**SHORT EXERCISE**
In the data below, find every line with the string "title" and pull it out.
────────────────
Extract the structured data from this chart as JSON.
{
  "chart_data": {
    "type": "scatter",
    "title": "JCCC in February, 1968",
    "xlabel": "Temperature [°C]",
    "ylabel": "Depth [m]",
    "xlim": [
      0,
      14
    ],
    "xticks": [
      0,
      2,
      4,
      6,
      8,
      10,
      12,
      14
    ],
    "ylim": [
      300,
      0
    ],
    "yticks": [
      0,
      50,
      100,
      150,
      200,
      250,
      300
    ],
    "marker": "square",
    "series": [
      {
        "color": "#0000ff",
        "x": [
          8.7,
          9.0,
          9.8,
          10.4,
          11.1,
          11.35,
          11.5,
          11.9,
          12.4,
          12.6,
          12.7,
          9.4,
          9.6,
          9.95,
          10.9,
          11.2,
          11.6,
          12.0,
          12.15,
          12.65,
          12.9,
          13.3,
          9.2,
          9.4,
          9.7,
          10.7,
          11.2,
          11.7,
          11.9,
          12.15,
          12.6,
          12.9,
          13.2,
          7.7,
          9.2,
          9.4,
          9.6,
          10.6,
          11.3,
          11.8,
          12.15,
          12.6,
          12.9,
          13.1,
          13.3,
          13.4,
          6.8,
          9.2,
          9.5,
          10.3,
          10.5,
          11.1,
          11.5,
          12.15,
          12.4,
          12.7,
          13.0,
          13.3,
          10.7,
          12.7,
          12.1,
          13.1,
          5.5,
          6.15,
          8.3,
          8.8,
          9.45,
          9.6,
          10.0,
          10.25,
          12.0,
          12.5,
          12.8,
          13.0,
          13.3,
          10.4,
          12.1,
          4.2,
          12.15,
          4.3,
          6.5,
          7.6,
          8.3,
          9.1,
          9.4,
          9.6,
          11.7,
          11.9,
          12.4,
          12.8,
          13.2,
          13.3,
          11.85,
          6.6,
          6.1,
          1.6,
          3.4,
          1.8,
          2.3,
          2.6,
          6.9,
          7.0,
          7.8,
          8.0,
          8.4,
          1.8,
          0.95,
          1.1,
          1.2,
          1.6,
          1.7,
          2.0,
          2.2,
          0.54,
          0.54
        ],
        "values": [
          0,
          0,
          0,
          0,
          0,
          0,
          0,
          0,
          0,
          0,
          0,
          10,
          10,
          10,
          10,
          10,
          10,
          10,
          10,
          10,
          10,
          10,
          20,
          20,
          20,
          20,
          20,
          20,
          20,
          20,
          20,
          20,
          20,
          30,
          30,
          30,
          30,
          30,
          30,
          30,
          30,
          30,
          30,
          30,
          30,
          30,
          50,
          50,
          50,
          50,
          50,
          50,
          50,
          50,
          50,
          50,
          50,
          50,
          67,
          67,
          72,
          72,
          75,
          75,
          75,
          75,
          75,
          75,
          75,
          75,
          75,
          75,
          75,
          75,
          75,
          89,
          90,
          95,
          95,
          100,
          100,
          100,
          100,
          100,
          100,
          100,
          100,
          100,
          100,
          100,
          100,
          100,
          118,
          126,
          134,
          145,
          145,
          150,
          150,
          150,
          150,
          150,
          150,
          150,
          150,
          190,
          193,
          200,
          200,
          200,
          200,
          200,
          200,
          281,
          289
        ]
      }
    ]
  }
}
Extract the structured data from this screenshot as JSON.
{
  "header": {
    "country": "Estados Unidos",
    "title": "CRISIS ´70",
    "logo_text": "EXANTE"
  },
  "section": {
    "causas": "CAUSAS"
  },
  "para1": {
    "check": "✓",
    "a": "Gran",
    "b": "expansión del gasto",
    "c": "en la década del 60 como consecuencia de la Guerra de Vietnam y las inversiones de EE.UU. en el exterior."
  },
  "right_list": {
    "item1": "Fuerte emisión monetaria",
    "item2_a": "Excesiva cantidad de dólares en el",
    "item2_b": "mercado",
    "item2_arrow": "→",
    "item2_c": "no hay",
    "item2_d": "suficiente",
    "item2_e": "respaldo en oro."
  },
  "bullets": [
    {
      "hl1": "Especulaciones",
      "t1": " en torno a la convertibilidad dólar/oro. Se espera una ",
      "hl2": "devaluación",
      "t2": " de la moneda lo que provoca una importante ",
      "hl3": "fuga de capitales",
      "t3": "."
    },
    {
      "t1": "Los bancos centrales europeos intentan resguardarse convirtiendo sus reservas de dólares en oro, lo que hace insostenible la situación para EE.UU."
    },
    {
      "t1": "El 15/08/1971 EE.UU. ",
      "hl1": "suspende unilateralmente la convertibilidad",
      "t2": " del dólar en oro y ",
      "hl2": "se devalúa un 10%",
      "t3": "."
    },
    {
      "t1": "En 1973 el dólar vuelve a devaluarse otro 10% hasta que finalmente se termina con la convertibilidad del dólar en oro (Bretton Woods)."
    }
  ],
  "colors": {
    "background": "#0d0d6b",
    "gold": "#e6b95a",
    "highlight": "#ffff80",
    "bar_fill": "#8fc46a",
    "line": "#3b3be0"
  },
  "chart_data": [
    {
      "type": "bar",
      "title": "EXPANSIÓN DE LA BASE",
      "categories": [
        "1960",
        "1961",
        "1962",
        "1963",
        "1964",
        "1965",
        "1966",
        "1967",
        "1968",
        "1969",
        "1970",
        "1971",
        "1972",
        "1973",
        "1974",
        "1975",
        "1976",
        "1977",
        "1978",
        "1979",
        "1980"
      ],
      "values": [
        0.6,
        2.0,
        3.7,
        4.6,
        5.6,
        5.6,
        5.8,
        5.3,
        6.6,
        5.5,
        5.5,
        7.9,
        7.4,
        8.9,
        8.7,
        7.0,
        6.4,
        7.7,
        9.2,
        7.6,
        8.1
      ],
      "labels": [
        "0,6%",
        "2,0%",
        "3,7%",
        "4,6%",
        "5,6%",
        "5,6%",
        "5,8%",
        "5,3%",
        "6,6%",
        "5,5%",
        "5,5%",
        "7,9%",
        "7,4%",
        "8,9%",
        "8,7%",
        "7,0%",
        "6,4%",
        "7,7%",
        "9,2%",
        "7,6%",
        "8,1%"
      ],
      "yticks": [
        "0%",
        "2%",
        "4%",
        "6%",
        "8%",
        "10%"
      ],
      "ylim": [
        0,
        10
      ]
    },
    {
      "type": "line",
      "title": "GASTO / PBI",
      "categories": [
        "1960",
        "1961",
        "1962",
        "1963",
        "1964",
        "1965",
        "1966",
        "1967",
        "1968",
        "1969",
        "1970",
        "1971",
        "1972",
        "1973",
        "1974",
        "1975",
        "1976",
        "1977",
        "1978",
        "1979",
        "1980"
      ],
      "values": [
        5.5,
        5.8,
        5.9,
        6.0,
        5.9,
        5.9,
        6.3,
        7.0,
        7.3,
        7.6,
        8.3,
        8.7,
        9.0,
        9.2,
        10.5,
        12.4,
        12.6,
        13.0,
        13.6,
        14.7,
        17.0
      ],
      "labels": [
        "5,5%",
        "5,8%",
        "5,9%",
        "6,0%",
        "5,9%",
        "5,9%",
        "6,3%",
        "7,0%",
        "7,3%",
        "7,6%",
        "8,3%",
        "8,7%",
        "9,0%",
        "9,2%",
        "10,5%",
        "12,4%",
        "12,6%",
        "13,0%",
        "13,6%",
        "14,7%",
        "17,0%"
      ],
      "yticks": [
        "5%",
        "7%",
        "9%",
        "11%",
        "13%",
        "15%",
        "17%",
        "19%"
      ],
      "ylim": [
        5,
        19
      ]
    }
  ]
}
────────────────
**SOLUTION TO THE PROBLEM**
    "title": "JCCC in February, 1968",
    "title": "CRISIS ´70",
      "title": "EXPANSIÓN DE LA BASE",
      "title": "GASTO / PBI",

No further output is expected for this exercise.